Data shown:
....................
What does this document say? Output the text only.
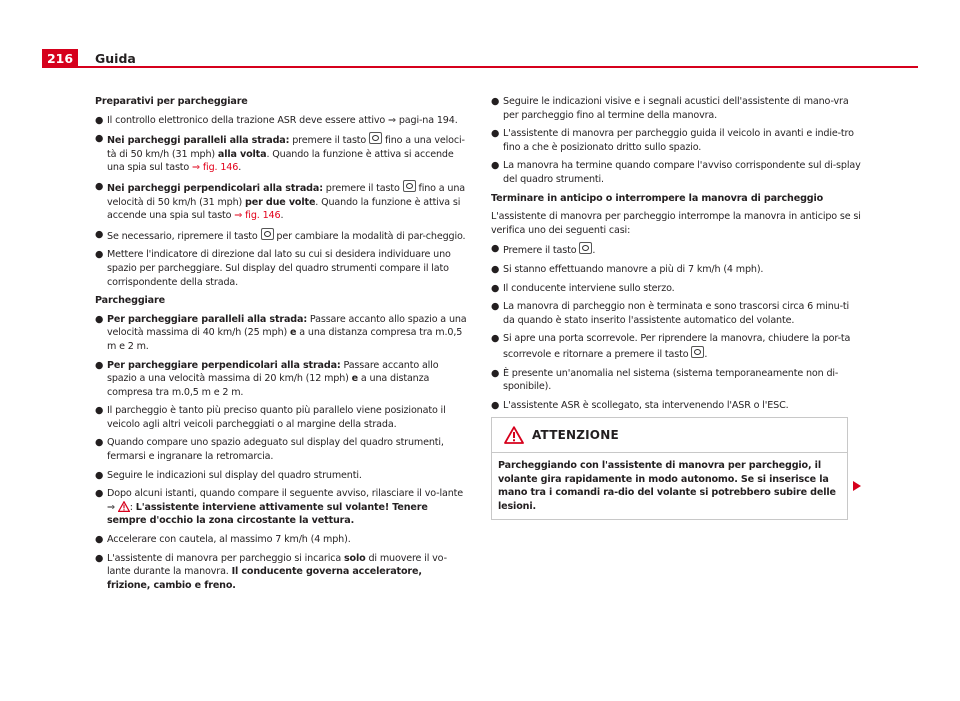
216	Guida

Preparativi per parcheggiare

● Il controllo elettronico della trazione ASR deve essere attivo ⇒ pagi-na 194.

● Nei parcheggi paralleli alla strada: premere il tasto  fino a una veloci-tà di 50 km/h (31 mph) alla volta. Quando la funzione è attiva si accende una spia sul tasto ⇒ fig. 146.

● Nei parcheggi perpendicolari alla strada: premere il tasto  fino a una velocità di 50 km/h (31 mph) per due volte. Quando la funzione è attiva si accende una spia sul tasto ⇒ fig. 146.

● Se necessario, ripremere il tasto  per cambiare la modalità di par-cheggio.

● Mettere l'indicatore di direzione dal lato su cui si desidera individuare uno spazio per parcheggiare. Sul display del quadro strumenti compare il lato corrispondente della strada.

Parcheggiare

● Per parcheggiare paralleli alla strada: Passare accanto allo spazio a una velocità massima di 40 km/h (25 mph) e a una distanza compresa tra m.0,5 m e 2 m.

● Per parcheggiare perpendicolari alla strada: Passare accanto allo spazio a una velocità massima di 20 km/h (12 mph) e a una distanza compresa tra m.0,5 m e 2 m.

● Il parcheggio è tanto più preciso quanto più parallelo viene posizionato il veicolo agli altri veicoli parcheggiati o al margine della strada.

● Quando compare uno spazio adeguato sul display del quadro strumenti, fermarsi e ingranare la retromarcia.

● Seguire le indicazioni sul display del quadro strumenti.

● Dopo alcuni istanti, quando compare il seguente avviso, rilasciare il vo-lante ⇒ : L'assistente interviene attivamente sul volante! Tenere sempre d'occhio la zona circostante la vettura.

● Accelerare con cautela, al massimo 7 km/h (4 mph).

● L'assistente di manovra per parcheggio si incarica solo di muovere il vo-lante durante la manovra. Il conducente governa acceleratore, frizione, cambio e freno.

● Seguire le indicazioni visive e i segnali acustici dell'assistente di mano-vra per parcheggio fino al termine della manovra.

● L'assistente di manovra per parcheggio guida il veicolo in avanti e indie-tro fino a che è posizionato dritto sullo spazio.

● La manovra ha termine quando compare l'avviso corrispondente sul di-splay del quadro strumenti.

Terminare in anticipo o interrompere la manovra di parcheggio

L'assistente di manovra per parcheggio interrompe la manovra in anticipo se si verifica uno dei seguenti casi:

● Premere il tasto .

● Si stanno effettuando manovre a più di 7 km/h (4 mph).

● Il conducente interviene sullo sterzo.

● La manovra di parcheggio non è terminata e sono trascorsi circa 6 minu-ti da quando è stato inserito l'assistente automatico del volante.

● Si apre una porta scorrevole. Per riprendere la manovra, chiudere la por-ta scorrevole e ritornare a premere il tasto .

● È presente un'anomalia nel sistema (sistema temporaneamente non di-sponibile).

● L'assistente ASR è scollegato, sta intervenendo l'ASR o l'ESC.

ATTENZIONE
Parcheggiando con l'assistente di manovra per parcheggio, il volante gira rapidamente in modo autonomo. Se si inserisce la mano tra i comandi ra-dio del volante si potrebbero subire delle lesioni.
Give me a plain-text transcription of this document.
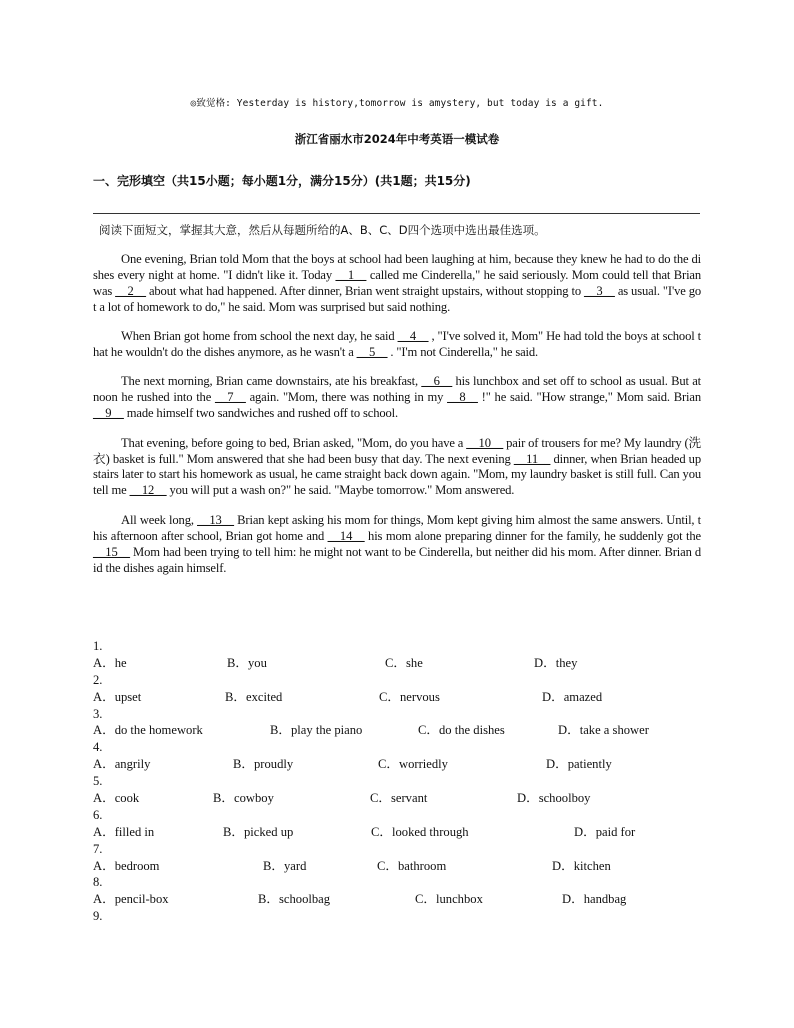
◎致觉格: Yesterday is history,tomorrow is amystery, but today is a gift.
浙江省丽水市2024年中考英语一模试卷
一、完形填空（共15小题；每小题1分，满分15分）(共1题；共15分)
阅读下面短文，掌握其大意，然后从每题所给的A、B、C、D四个选项中选出最佳选项。

One evening, Brian told Mom that the boys at school had been laughing at him, because they knew he had to do the dishes every night at home. "I didn't like it. Today __1__ called me Cinderella," he said seriously. Mom could tell that Brian was __2__ about what had happened. After dinner, Brian went straight upstairs, without stopping to __3__ as usual. "I've got a lot of homework to do," he said. Mom was surprised but said nothing.

When Brian got home from school the next day, he said __4__ , "I've solved it, Mom" He had told the boys at school that he wouldn't do the dishes anymore, as he wasn't a __5__ . "I'm not Cinderella," he said.

The next morning, Brian came downstairs, ate his breakfast, __6__ his lunchbox and set off to school as usual. But at noon he rushed into the __7__ again. "Mom, there was nothing in my __8__ !" he said. "How strange," Mom said. Brian __9__ made himself two sandwiches and rushed off to school.

That evening, before going to bed, Brian asked, "Mom, do you have a __10__ pair of trousers for me? My laundry (洗衣) basket is full." Mom answered that she had been busy that day. The next evening __11__ dinner, when Brian headed upstairs later to start his homework as usual, he came straight back down again. "Mom, my laundry basket is still full. Can you tell me __12__ you will put a wash on?" he said. "Maybe tomorrow." Mom answered.

All week long, __13__ Brian kept asking his mom for things, Mom kept giving him almost the same answers. Until, this afternoon after school, Brian got home and __14__ his mom alone preparing dinner for the family, he suddenly got the __15__ Mom had been trying to tell him: he might not want to be Cinderella, but neither did his mom. After dinner. Brian did the dishes again himself.

1.
A．he	B．you	C．she	D．they
2.
A．upset	B．excited	C．nervous	D．amazed
3.
A．do the homework	B．play the piano	C．do the dishes	D．take a shower
4.
A．angrily	B．proudly	C．worriedly	D．patiently
5.
A．cook	B．cowboy	C．servant	D．schoolboy
6.
A．filled in	B．picked up	C．looked through	D．paid for
7.
A．bedroom	B．yard	C．bathroom	D．kitchen
8.
A．pencil-box	B．schoolbag	C．lunchbox	D．handbag
9.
....................
Stated exercise: Locate all lines holding the word "termine", then copy them out.

Complete response:
● Seguire le indicazioni visive e i segnali acustici dell'assistente di mano-vra per parcheggio fino al termine della manovra.
● La manovra ha termine quando compare l'avviso corrispondente sul di-splay del quadro strumenti.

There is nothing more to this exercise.